━━━━━ Dataset entries ━━━━━
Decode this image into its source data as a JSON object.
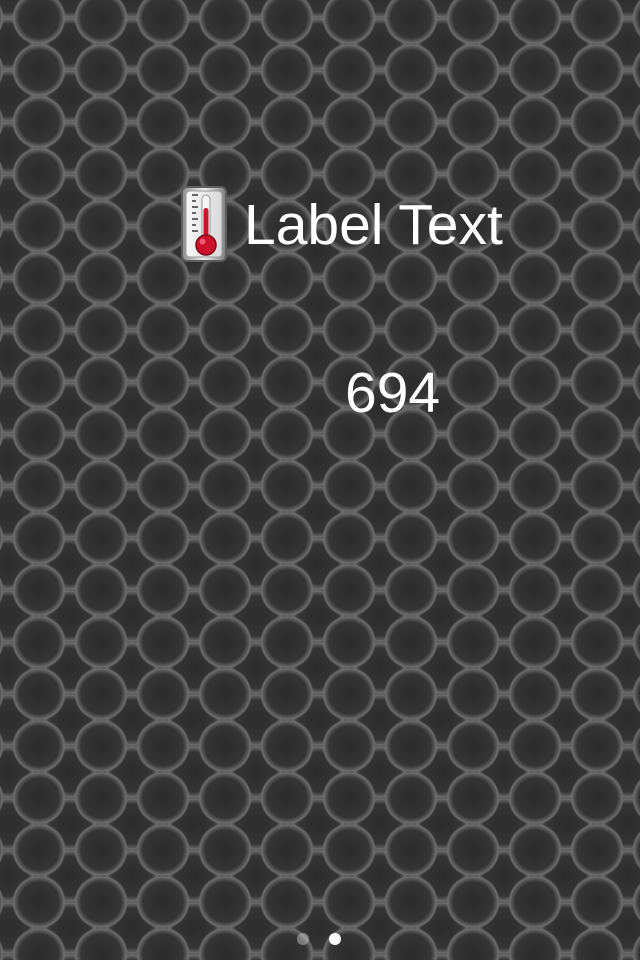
{
  "screen": {
    "title_label": "Label Text",
    "value": "694",
    "icon": "thermometer-icon",
    "accent_color": "#c8102e"
  },
  "pager": {
    "pages": 2,
    "active_page": 2
  }
}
━━━━━
◆ **Exercise directions**: Pictures stay out of the copy; please restate every record above exactly.

◆ **Problem solution**:
Decode this image into its source data as a JSON object.
{
  "screen": {
    "title_label": "Label Text",
    "value": "694",
    "icon": "thermometer-icon",
    "accent_color": "#c8102e"
  },
  "pager": {
    "pages": 2,
    "active_page": 2
  }
}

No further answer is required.